Dataset entries:
━━━━━━━━━━━━━━━━━━━━

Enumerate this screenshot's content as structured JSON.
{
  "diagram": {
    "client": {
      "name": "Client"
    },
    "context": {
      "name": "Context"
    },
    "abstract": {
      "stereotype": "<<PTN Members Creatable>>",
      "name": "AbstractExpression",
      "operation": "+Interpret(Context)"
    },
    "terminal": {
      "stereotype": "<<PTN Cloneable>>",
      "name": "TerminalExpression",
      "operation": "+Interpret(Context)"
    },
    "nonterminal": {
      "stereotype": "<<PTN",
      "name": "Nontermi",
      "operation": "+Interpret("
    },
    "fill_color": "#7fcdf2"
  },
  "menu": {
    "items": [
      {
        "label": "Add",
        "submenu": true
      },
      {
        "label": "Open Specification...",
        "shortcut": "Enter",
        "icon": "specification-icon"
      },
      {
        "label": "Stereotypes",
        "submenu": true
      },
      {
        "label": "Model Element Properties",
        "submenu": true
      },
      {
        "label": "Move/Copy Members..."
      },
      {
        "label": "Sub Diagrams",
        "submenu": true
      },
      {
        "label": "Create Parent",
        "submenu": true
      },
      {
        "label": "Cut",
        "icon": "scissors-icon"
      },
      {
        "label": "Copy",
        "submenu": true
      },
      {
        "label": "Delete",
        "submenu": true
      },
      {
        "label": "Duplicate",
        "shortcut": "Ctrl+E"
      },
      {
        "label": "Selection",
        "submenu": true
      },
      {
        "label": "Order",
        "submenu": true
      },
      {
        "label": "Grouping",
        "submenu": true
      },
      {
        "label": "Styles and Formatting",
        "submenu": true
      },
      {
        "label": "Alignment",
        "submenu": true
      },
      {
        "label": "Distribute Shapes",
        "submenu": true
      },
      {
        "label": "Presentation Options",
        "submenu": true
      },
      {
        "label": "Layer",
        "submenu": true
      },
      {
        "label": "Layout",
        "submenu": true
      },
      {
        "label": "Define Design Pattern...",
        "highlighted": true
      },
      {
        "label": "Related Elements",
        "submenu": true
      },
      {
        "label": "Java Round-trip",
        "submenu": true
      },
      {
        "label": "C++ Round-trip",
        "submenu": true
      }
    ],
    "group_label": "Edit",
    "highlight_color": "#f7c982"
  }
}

━━━━━━━━━━━━━━━━━━━━

> PROBLEM TO SOLVE
Your task is to output all of the data above word for word.

> CORRECT RESPONSE
Enumerate this screenshot's content as structured JSON.
{
  "diagram": {
    "client": {
      "name": "Client"
    },
    "context": {
      "name": "Context"
    },
    "abstract": {
      "stereotype": "<<PTN Members Creatable>>",
      "name": "AbstractExpression",
      "operation": "+Interpret(Context)"
    },
    "terminal": {
      "stereotype": "<<PTN Cloneable>>",
      "name": "TerminalExpression",
      "operation": "+Interpret(Context)"
    },
    "nonterminal": {
      "stereotype": "<<PTN",
      "name": "Nontermi",
      "operation": "+Interpret("
    },
    "fill_color": "#7fcdf2"
  },
  "menu": {
    "items": [
      {
        "label": "Add",
        "submenu": true
      },
      {
        "label": "Open Specification...",
        "shortcut": "Enter",
        "icon": "specification-icon"
      },
      {
        "label": "Stereotypes",
        "submenu": true
      },
      {
        "label": "Model Element Properties",
        "submenu": true
      },
      {
        "label": "Move/Copy Members..."
      },
      {
        "label": "Sub Diagrams",
        "submenu": true
      },
      {
        "label": "Create Parent",
        "submenu": true
      },
      {
        "label": "Cut",
        "icon": "scissors-icon"
      },
      {
        "label": "Copy",
        "submenu": true
      },
      {
        "label": "Delete",
        "submenu": true
      },
      {
        "label": "Duplicate",
        "shortcut": "Ctrl+E"
      },
      {
        "label": "Selection",
        "submenu": true
      },
      {
        "label": "Order",
        "submenu": true
      },
      {
        "label": "Grouping",
        "submenu": true
      },
      {
        "label": "Styles and Formatting",
        "submenu": true
      },
      {
        "label": "Alignment",
        "submenu": true
      },
      {
        "label": "Distribute Shapes",
        "submenu": true
      },
      {
        "label": "Presentation Options",
        "submenu": true
      },
      {
        "label": "Layer",
        "submenu": true
      },
      {
        "label": "Layout",
        "submenu": true
      },
      {
        "label": "Define Design Pattern...",
        "highlighted": true
      },
      {
        "label": "Related Elements",
        "submenu": true
      },
      {
        "label": "Java Round-trip",
        "submenu": true
      },
      {
        "label": "C++ Round-trip",
        "submenu": true
      }
    ],
    "group_label": "Edit",
    "highlight_color": "#f7c982"
  }
}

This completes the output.